### WHAT TO WORK ON
Identify each line holding the string "name" and copy it.
-- start of PROVIDED DATA --
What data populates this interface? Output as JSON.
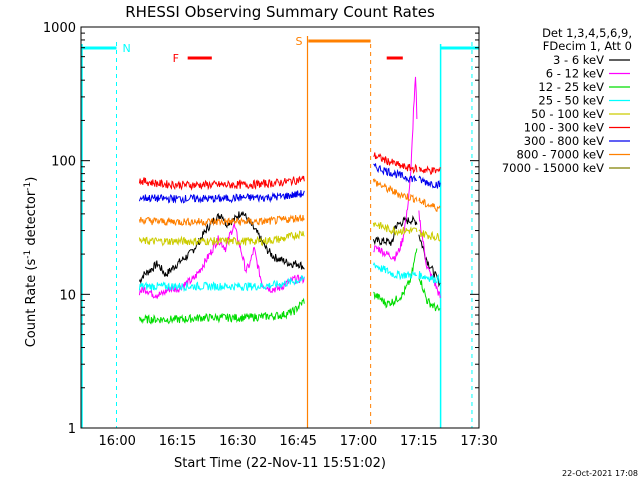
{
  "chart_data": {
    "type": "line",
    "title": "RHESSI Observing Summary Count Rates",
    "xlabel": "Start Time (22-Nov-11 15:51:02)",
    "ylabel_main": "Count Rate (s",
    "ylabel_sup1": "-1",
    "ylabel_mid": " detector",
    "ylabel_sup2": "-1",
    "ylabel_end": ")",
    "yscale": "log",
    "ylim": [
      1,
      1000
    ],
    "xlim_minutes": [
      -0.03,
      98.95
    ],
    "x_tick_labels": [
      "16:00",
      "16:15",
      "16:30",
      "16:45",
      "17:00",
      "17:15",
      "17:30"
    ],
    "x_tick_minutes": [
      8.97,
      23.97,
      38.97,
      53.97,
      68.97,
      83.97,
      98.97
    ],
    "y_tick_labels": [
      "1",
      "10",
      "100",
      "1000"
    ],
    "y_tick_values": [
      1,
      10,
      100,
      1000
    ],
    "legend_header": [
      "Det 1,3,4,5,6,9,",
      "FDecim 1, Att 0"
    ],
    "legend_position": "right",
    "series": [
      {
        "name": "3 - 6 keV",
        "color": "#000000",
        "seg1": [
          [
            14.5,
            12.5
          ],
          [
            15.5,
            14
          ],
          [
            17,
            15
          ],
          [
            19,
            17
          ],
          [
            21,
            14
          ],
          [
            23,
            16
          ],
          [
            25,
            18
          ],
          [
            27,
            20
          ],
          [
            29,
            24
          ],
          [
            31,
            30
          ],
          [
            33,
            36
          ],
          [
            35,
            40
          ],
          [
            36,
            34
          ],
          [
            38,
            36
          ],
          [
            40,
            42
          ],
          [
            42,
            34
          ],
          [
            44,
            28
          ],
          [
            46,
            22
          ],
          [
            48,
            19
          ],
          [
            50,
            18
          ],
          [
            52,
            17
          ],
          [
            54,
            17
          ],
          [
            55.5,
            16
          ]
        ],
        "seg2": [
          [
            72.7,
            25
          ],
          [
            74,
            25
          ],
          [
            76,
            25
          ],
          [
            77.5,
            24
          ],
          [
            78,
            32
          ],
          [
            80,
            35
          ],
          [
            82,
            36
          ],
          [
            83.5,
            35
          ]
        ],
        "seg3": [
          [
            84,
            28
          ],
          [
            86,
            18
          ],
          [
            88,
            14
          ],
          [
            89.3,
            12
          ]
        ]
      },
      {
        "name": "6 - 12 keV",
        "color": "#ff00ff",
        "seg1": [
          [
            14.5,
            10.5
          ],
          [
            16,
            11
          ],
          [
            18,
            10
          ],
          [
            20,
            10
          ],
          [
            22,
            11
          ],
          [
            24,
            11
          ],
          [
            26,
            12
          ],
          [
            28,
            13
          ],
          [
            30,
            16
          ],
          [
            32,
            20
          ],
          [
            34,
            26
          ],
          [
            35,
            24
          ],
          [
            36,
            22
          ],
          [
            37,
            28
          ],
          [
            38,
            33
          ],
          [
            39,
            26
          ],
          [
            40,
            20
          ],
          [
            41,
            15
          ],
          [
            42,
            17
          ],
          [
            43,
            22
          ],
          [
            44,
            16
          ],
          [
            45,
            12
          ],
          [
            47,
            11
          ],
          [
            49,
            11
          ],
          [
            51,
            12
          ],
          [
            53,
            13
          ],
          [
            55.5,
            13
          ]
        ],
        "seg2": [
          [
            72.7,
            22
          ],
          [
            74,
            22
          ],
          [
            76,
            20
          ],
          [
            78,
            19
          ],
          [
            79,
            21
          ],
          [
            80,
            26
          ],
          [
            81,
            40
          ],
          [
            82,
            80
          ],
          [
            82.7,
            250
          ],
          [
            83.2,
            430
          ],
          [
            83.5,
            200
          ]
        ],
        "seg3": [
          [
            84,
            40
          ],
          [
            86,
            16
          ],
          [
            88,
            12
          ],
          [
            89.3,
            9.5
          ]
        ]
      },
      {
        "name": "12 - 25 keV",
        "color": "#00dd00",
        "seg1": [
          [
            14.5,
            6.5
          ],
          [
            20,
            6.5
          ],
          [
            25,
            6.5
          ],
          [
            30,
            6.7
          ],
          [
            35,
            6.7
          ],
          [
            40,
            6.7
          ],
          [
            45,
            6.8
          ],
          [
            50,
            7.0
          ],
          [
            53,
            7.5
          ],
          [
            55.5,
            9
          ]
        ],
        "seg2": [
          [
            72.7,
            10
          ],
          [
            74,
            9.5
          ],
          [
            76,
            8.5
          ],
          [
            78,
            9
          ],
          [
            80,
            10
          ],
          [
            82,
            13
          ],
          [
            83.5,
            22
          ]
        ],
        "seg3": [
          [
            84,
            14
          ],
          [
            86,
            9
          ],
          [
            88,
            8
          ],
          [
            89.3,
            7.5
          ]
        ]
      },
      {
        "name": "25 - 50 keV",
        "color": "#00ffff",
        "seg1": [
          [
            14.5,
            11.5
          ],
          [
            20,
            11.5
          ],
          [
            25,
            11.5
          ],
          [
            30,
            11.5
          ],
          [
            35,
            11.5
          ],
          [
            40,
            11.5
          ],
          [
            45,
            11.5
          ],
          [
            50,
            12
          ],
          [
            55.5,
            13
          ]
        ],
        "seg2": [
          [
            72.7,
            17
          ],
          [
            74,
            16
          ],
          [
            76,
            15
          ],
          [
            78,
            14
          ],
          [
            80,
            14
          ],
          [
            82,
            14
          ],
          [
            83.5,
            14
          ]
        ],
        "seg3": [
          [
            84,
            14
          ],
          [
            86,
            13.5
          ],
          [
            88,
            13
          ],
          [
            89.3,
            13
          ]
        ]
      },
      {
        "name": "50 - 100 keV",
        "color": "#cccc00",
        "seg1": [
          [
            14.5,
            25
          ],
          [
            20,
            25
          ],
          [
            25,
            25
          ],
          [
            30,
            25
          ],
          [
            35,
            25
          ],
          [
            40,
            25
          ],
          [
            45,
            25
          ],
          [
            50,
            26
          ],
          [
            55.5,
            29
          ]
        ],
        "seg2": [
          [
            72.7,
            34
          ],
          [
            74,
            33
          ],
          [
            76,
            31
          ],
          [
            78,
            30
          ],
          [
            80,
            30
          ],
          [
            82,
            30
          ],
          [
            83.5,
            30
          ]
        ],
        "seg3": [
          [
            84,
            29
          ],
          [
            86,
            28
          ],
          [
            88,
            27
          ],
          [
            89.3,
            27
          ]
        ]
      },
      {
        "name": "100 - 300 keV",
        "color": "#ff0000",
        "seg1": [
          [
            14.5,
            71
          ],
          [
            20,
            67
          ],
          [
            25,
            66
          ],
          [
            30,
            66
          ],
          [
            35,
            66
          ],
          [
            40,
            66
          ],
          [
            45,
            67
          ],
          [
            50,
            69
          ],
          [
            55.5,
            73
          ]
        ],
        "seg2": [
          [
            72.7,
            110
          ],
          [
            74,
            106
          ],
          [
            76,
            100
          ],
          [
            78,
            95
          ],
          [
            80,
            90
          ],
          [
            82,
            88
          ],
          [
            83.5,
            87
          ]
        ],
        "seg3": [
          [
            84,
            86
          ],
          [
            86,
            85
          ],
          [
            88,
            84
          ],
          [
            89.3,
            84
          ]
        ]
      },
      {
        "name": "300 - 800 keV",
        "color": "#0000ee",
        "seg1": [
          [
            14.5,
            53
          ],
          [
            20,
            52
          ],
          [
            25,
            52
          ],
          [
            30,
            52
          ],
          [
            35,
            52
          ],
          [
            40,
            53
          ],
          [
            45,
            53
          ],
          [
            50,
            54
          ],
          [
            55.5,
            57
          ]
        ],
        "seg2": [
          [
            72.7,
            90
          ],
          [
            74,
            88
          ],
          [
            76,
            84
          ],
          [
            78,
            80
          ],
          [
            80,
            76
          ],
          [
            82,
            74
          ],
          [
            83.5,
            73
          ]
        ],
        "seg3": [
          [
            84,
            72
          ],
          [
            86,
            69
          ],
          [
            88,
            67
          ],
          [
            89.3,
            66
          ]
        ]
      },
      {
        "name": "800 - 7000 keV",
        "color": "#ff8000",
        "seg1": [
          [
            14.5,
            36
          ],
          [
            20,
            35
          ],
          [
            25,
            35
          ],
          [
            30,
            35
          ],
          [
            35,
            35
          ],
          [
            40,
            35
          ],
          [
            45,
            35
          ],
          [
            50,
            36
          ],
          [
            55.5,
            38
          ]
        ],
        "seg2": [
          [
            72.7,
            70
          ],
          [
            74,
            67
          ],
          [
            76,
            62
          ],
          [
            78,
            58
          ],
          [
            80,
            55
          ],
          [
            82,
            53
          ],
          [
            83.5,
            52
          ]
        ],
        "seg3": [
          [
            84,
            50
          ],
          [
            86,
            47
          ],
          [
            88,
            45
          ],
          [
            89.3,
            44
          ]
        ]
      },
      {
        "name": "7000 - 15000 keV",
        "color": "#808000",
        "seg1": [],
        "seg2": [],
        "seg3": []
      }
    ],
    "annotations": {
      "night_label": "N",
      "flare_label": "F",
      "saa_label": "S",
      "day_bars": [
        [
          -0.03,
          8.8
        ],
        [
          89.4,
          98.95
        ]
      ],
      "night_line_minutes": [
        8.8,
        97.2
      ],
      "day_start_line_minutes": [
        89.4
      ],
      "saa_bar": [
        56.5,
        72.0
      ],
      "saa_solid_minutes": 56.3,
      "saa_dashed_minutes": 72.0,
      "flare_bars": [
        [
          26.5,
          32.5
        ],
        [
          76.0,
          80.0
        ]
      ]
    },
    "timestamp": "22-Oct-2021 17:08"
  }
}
-- end of PROVIDED DATA --
-- start of PROVIDED DATA --
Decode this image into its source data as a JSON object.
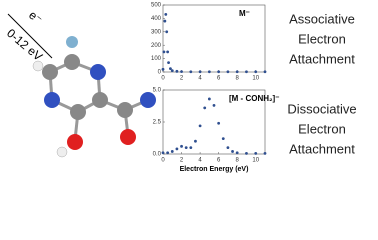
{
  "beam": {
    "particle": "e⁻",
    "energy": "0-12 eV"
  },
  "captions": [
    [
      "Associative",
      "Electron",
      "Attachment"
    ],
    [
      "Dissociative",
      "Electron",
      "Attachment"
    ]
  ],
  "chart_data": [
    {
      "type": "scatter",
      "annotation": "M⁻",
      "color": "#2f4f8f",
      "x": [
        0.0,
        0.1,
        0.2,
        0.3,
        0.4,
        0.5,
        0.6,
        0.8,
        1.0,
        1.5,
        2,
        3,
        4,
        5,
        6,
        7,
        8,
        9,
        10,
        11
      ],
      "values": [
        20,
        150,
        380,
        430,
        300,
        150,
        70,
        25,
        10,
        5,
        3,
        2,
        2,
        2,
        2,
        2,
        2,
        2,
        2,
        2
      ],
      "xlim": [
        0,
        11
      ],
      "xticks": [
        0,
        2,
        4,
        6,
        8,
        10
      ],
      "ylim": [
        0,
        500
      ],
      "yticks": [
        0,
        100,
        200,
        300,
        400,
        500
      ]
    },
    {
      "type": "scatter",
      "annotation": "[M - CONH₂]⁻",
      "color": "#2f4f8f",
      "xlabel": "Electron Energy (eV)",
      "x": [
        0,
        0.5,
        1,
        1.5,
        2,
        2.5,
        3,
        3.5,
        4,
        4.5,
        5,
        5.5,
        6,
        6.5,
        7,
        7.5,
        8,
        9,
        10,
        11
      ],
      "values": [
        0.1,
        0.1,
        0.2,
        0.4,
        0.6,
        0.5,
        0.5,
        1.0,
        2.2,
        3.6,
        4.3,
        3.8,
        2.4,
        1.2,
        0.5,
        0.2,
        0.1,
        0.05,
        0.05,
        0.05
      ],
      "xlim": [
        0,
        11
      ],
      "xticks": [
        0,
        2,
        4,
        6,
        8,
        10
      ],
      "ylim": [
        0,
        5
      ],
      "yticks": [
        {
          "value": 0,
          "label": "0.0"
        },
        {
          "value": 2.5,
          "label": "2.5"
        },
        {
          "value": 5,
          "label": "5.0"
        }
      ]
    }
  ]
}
-- end of PROVIDED DATA --
-- start of PROVIDED DATA --
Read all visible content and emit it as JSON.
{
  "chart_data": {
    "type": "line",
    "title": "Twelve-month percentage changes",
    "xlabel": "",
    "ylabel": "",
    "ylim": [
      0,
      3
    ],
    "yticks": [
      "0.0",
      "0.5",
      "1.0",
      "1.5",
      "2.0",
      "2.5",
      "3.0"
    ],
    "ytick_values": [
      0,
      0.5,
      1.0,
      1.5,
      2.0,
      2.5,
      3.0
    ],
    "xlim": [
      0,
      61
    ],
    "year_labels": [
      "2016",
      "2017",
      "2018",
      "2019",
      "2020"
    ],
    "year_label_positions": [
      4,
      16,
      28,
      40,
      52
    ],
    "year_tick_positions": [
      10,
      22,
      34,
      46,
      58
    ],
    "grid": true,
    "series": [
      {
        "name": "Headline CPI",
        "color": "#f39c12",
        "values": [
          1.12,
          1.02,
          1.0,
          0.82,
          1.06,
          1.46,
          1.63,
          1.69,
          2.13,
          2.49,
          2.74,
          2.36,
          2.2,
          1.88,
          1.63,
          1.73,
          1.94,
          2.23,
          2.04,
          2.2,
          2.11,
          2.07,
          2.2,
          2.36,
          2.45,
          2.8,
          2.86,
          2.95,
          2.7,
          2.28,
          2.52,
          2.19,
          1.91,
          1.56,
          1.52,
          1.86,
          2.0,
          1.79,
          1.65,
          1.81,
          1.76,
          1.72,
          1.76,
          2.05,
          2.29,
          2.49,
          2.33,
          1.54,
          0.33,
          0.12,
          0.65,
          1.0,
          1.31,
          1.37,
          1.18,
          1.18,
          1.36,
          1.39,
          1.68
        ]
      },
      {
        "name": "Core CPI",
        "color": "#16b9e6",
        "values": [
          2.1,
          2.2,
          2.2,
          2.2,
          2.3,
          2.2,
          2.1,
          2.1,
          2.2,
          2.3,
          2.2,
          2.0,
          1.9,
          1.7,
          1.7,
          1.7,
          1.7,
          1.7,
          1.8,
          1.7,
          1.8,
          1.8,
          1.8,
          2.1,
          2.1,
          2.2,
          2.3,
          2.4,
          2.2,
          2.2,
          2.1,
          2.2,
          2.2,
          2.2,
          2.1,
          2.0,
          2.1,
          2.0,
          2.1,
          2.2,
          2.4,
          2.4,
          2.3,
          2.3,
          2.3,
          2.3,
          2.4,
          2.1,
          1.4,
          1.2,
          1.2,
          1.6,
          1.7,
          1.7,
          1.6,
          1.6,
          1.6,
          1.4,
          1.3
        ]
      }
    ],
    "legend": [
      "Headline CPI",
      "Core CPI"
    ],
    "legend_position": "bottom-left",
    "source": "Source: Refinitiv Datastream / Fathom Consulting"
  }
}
-- end of PROVIDED DATA --
### PROBLEM SOLUTION
        "name": "3 - 6 keV",
        "name": "6 - 12 keV",
        "name": "12 - 25 keV",
        "name": "25 - 50 keV",
        "name": "50 - 100 keV",
        "name": "100 - 300 keV",
        "name": "300 - 800 keV",
        "name": "800 - 7000 keV",
        "name": "7000 - 15000 keV",
        "name": "Headline CPI",
        "name": "Core CPI",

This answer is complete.